Problem statement: Scan each line of the records for the word "biochemical" and extract the ones that have it.

Dataset entries for page text
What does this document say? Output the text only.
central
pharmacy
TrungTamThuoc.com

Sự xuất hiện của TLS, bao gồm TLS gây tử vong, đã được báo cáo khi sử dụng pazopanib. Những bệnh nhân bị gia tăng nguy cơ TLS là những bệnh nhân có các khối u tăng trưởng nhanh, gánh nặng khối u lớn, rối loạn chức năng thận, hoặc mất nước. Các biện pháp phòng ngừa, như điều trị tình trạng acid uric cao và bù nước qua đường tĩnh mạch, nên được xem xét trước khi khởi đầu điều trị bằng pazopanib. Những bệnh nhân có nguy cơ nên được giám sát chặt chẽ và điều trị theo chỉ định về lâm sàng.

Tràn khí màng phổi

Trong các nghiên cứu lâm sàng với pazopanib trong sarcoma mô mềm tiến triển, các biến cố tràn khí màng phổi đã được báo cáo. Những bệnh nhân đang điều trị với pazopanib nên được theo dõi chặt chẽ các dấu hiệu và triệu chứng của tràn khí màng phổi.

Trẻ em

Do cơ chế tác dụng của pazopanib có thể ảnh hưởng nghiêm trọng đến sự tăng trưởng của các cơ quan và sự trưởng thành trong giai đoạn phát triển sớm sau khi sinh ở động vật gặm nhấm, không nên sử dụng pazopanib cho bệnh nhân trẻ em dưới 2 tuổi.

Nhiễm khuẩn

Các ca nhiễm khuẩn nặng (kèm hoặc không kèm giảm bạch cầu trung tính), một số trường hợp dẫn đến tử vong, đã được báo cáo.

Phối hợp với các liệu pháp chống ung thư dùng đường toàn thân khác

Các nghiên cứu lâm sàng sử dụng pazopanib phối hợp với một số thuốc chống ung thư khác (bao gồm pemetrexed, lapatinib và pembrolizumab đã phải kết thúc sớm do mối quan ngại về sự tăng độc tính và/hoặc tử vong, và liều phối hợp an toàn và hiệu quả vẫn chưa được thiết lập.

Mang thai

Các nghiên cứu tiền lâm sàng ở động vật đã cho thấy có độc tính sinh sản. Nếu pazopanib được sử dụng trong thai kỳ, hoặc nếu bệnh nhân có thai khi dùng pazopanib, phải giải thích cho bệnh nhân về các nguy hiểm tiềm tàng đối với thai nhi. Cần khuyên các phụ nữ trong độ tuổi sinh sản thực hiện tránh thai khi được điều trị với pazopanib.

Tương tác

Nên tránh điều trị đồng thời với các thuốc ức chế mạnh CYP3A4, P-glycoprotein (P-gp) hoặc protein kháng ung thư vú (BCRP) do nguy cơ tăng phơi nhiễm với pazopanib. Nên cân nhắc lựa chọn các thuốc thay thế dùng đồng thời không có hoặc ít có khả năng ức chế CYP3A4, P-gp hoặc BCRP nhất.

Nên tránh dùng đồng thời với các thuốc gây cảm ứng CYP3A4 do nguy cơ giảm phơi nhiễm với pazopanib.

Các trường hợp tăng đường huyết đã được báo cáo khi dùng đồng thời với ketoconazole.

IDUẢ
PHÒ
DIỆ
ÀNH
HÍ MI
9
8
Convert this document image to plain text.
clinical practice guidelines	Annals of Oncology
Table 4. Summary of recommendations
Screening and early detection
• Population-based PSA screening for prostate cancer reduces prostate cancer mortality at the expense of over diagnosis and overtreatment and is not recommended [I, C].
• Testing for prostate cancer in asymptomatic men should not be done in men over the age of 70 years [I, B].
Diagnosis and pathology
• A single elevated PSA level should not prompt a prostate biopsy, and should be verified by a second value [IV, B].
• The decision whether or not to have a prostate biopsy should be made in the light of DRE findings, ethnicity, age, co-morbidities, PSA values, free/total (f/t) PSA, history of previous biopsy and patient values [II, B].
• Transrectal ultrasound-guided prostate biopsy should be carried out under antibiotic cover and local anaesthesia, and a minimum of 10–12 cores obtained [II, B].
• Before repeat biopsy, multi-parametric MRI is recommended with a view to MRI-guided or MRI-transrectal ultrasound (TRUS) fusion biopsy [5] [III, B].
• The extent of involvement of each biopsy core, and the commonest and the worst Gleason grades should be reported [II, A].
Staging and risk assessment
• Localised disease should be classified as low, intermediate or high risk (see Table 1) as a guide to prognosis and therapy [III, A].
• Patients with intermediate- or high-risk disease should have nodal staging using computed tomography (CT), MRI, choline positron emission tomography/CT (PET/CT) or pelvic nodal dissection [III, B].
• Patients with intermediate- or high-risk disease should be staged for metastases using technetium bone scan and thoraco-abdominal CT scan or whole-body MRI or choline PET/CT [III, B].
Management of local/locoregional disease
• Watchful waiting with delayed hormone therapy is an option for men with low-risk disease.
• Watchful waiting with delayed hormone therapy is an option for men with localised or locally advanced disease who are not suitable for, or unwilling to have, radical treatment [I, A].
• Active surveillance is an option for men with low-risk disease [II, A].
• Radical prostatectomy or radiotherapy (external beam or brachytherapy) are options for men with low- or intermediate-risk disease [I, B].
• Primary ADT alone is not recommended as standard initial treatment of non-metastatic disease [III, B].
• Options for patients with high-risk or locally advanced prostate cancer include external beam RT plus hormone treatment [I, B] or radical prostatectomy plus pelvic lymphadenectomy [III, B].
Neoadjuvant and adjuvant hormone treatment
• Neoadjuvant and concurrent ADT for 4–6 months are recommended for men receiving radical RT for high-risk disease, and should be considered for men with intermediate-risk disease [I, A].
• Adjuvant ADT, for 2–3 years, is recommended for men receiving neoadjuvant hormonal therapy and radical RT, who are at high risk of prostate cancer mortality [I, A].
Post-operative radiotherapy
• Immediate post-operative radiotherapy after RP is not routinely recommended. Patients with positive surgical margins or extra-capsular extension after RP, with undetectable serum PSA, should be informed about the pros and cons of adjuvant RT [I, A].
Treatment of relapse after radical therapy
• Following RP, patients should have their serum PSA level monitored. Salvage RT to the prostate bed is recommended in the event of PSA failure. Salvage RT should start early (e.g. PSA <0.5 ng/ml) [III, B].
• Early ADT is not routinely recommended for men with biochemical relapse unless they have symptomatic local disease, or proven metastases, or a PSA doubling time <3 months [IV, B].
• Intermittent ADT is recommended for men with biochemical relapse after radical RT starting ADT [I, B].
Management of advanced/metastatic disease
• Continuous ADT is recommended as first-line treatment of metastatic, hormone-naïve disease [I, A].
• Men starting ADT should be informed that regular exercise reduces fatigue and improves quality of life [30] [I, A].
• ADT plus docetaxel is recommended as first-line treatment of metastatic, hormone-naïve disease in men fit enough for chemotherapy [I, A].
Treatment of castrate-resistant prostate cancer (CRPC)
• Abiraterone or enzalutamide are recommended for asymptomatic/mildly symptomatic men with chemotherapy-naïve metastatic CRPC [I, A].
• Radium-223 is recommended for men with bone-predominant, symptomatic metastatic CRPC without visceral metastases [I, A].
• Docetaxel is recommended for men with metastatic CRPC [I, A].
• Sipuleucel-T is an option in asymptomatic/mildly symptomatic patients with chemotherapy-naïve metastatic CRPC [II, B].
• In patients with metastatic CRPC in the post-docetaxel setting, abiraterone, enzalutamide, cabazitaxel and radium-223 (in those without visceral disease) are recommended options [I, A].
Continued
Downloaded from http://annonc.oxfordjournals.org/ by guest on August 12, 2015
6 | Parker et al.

Task solution:
• Early ADT is not routinely recommended for men with biochemical relapse unless they have symptomatic local disease, or proven metastases, or a PSA doubling time <3 months [IV, B].
• Intermittent ADT is recommended for men with biochemical relapse after radical RT starting ADT [I, B].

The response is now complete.